▶ [What needs to be done]:
Transcribe each line of the records below exactly, excluding any embedded images.

▶ [Data]:

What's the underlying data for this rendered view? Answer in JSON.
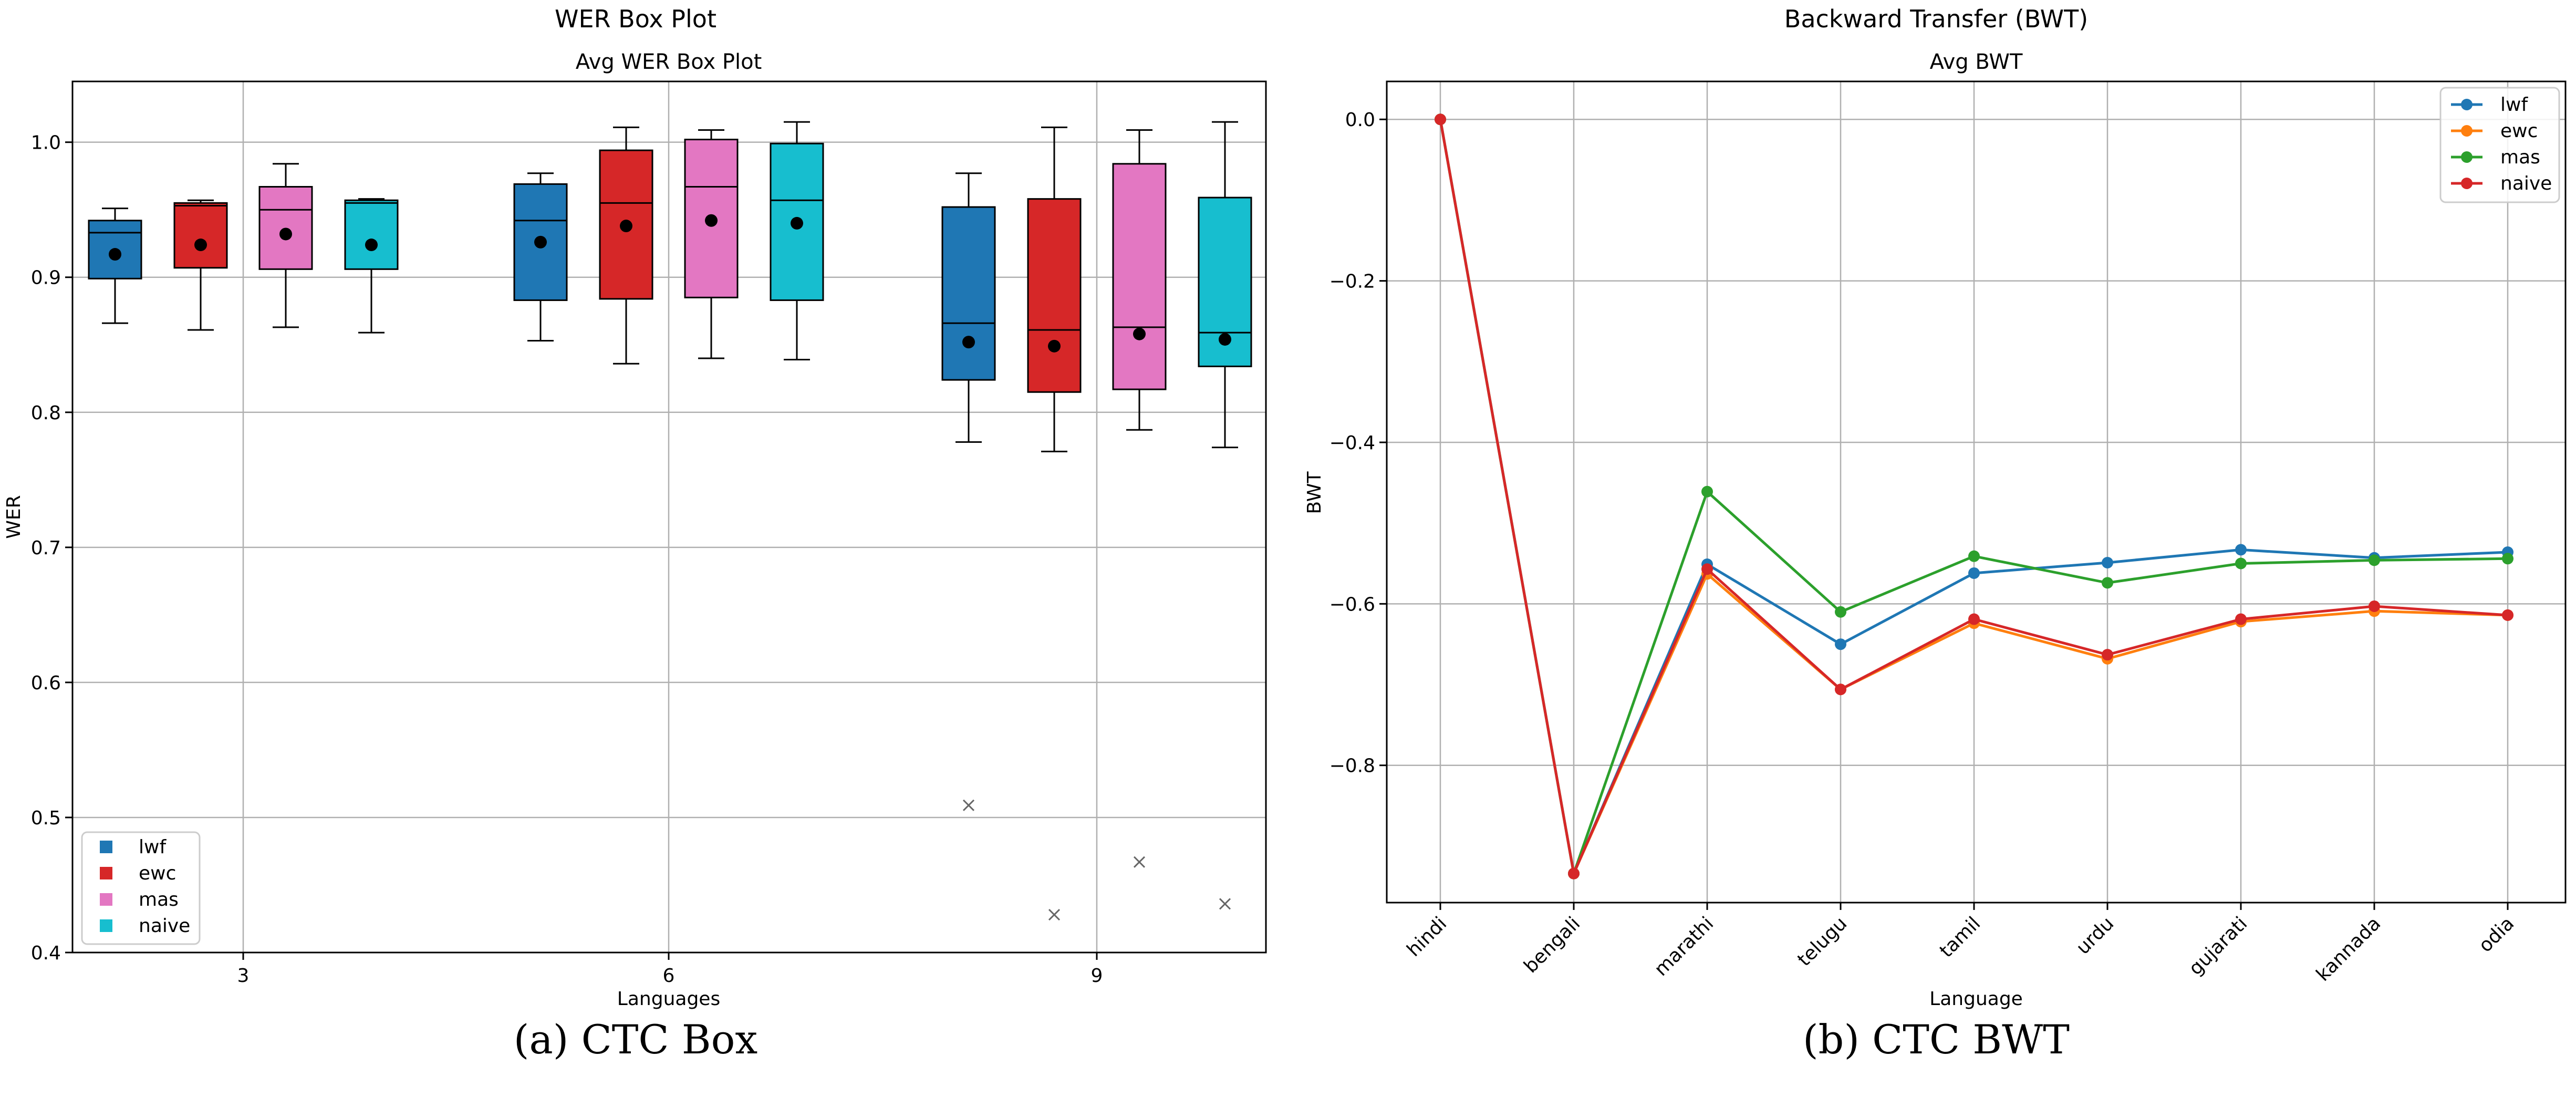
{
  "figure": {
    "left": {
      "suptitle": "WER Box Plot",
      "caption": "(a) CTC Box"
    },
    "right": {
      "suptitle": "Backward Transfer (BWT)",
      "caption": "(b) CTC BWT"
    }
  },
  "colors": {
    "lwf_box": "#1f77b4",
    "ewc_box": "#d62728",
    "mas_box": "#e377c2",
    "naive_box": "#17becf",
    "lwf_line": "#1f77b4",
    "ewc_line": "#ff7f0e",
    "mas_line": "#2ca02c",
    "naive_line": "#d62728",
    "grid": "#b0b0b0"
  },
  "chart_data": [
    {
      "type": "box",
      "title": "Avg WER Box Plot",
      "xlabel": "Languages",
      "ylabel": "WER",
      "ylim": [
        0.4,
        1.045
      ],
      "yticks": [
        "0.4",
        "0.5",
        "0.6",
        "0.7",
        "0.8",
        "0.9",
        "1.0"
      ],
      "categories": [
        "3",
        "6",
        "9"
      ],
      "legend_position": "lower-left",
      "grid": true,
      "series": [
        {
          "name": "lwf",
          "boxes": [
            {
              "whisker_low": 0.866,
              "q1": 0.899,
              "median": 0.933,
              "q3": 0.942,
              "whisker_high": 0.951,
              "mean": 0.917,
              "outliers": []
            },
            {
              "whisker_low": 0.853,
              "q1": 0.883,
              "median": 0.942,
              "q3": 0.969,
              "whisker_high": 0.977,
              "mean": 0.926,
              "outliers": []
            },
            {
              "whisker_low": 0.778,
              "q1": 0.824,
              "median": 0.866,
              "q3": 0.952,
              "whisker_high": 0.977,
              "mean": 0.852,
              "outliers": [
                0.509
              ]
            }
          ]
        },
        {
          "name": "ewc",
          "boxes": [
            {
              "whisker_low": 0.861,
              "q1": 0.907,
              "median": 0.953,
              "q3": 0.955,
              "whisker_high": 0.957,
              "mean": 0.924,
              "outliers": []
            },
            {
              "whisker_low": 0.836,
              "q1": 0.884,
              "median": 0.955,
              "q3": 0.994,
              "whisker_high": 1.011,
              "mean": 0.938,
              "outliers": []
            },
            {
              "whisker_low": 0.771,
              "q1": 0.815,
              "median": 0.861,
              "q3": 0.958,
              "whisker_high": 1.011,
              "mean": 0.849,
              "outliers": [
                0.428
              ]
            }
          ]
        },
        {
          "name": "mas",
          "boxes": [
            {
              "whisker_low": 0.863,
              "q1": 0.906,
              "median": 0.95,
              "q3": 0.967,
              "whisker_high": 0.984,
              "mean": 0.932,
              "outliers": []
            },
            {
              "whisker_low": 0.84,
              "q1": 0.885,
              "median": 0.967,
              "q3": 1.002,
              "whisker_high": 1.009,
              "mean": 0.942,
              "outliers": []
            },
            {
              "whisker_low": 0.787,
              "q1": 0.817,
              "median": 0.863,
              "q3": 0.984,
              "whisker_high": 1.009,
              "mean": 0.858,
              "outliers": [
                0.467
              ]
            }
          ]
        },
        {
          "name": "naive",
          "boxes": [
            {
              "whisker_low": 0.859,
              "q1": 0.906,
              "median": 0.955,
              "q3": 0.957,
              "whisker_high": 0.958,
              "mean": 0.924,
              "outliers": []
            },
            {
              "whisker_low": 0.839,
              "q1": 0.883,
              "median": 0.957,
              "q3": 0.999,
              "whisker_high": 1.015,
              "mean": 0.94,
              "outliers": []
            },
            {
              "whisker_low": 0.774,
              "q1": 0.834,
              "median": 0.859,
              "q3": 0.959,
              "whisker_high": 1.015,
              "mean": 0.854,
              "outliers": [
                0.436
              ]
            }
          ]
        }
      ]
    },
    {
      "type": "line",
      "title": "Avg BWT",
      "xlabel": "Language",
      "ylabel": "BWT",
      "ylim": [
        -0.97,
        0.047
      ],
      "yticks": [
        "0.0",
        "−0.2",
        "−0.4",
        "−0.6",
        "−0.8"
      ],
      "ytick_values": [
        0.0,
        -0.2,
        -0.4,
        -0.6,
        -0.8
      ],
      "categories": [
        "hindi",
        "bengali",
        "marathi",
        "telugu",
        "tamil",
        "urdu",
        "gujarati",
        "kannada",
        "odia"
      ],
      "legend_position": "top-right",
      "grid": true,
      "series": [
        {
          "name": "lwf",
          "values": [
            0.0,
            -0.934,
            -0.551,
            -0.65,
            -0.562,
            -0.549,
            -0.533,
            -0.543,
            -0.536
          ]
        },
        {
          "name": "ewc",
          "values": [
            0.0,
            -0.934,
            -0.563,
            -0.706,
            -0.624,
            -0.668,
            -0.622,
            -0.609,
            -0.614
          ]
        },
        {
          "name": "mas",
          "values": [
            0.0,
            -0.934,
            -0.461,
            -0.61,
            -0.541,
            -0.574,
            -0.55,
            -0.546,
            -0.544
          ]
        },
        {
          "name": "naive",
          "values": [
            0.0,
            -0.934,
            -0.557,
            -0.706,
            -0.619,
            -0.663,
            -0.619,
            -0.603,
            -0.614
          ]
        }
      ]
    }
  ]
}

▶ [Task result]:
What's the underlying data for this rendered view? Answer in JSON.
{
  "figure": {
    "left": {
      "suptitle": "WER Box Plot",
      "caption": "(a) CTC Box"
    },
    "right": {
      "suptitle": "Backward Transfer (BWT)",
      "caption": "(b) CTC BWT"
    }
  },
  "colors": {
    "lwf_box": "#1f77b4",
    "ewc_box": "#d62728",
    "mas_box": "#e377c2",
    "naive_box": "#17becf",
    "lwf_line": "#1f77b4",
    "ewc_line": "#ff7f0e",
    "mas_line": "#2ca02c",
    "naive_line": "#d62728",
    "grid": "#b0b0b0"
  },
  "chart_data": [
    {
      "type": "box",
      "title": "Avg WER Box Plot",
      "xlabel": "Languages",
      "ylabel": "WER",
      "ylim": [
        0.4,
        1.045
      ],
      "yticks": [
        "0.4",
        "0.5",
        "0.6",
        "0.7",
        "0.8",
        "0.9",
        "1.0"
      ],
      "categories": [
        "3",
        "6",
        "9"
      ],
      "legend_position": "lower-left",
      "grid": true,
      "series": [
        {
          "name": "lwf",
          "boxes": [
            {
              "whisker_low": 0.866,
              "q1": 0.899,
              "median": 0.933,
              "q3": 0.942,
              "whisker_high": 0.951,
              "mean": 0.917,
              "outliers": []
            },
            {
              "whisker_low": 0.853,
              "q1": 0.883,
              "median": 0.942,
              "q3": 0.969,
              "whisker_high": 0.977,
              "mean": 0.926,
              "outliers": []
            },
            {
              "whisker_low": 0.778,
              "q1": 0.824,
              "median": 0.866,
              "q3": 0.952,
              "whisker_high": 0.977,
              "mean": 0.852,
              "outliers": [
                0.509
              ]
            }
          ]
        },
        {
          "name": "ewc",
          "boxes": [
            {
              "whisker_low": 0.861,
              "q1": 0.907,
              "median": 0.953,
              "q3": 0.955,
              "whisker_high": 0.957,
              "mean": 0.924,
              "outliers": []
            },
            {
              "whisker_low": 0.836,
              "q1": 0.884,
              "median": 0.955,
              "q3": 0.994,
              "whisker_high": 1.011,
              "mean": 0.938,
              "outliers": []
            },
            {
              "whisker_low": 0.771,
              "q1": 0.815,
              "median": 0.861,
              "q3": 0.958,
              "whisker_high": 1.011,
              "mean": 0.849,
              "outliers": [
                0.428
              ]
            }
          ]
        },
        {
          "name": "mas",
          "boxes": [
            {
              "whisker_low": 0.863,
              "q1": 0.906,
              "median": 0.95,
              "q3": 0.967,
              "whisker_high": 0.984,
              "mean": 0.932,
              "outliers": []
            },
            {
              "whisker_low": 0.84,
              "q1": 0.885,
              "median": 0.967,
              "q3": 1.002,
              "whisker_high": 1.009,
              "mean": 0.942,
              "outliers": []
            },
            {
              "whisker_low": 0.787,
              "q1": 0.817,
              "median": 0.863,
              "q3": 0.984,
              "whisker_high": 1.009,
              "mean": 0.858,
              "outliers": [
                0.467
              ]
            }
          ]
        },
        {
          "name": "naive",
          "boxes": [
            {
              "whisker_low": 0.859,
              "q1": 0.906,
              "median": 0.955,
              "q3": 0.957,
              "whisker_high": 0.958,
              "mean": 0.924,
              "outliers": []
            },
            {
              "whisker_low": 0.839,
              "q1": 0.883,
              "median": 0.957,
              "q3": 0.999,
              "whisker_high": 1.015,
              "mean": 0.94,
              "outliers": []
            },
            {
              "whisker_low": 0.774,
              "q1": 0.834,
              "median": 0.859,
              "q3": 0.959,
              "whisker_high": 1.015,
              "mean": 0.854,
              "outliers": [
                0.436
              ]
            }
          ]
        }
      ]
    },
    {
      "type": "line",
      "title": "Avg BWT",
      "xlabel": "Language",
      "ylabel": "BWT",
      "ylim": [
        -0.97,
        0.047
      ],
      "yticks": [
        "0.0",
        "−0.2",
        "−0.4",
        "−0.6",
        "−0.8"
      ],
      "ytick_values": [
        0.0,
        -0.2,
        -0.4,
        -0.6,
        -0.8
      ],
      "categories": [
        "hindi",
        "bengali",
        "marathi",
        "telugu",
        "tamil",
        "urdu",
        "gujarati",
        "kannada",
        "odia"
      ],
      "legend_position": "top-right",
      "grid": true,
      "series": [
        {
          "name": "lwf",
          "values": [
            0.0,
            -0.934,
            -0.551,
            -0.65,
            -0.562,
            -0.549,
            -0.533,
            -0.543,
            -0.536
          ]
        },
        {
          "name": "ewc",
          "values": [
            0.0,
            -0.934,
            -0.563,
            -0.706,
            -0.624,
            -0.668,
            -0.622,
            -0.609,
            -0.614
          ]
        },
        {
          "name": "mas",
          "values": [
            0.0,
            -0.934,
            -0.461,
            -0.61,
            -0.541,
            -0.574,
            -0.55,
            -0.546,
            -0.544
          ]
        },
        {
          "name": "naive",
          "values": [
            0.0,
            -0.934,
            -0.557,
            -0.706,
            -0.619,
            -0.663,
            -0.619,
            -0.603,
            -0.614
          ]
        }
      ]
    }
  ]
}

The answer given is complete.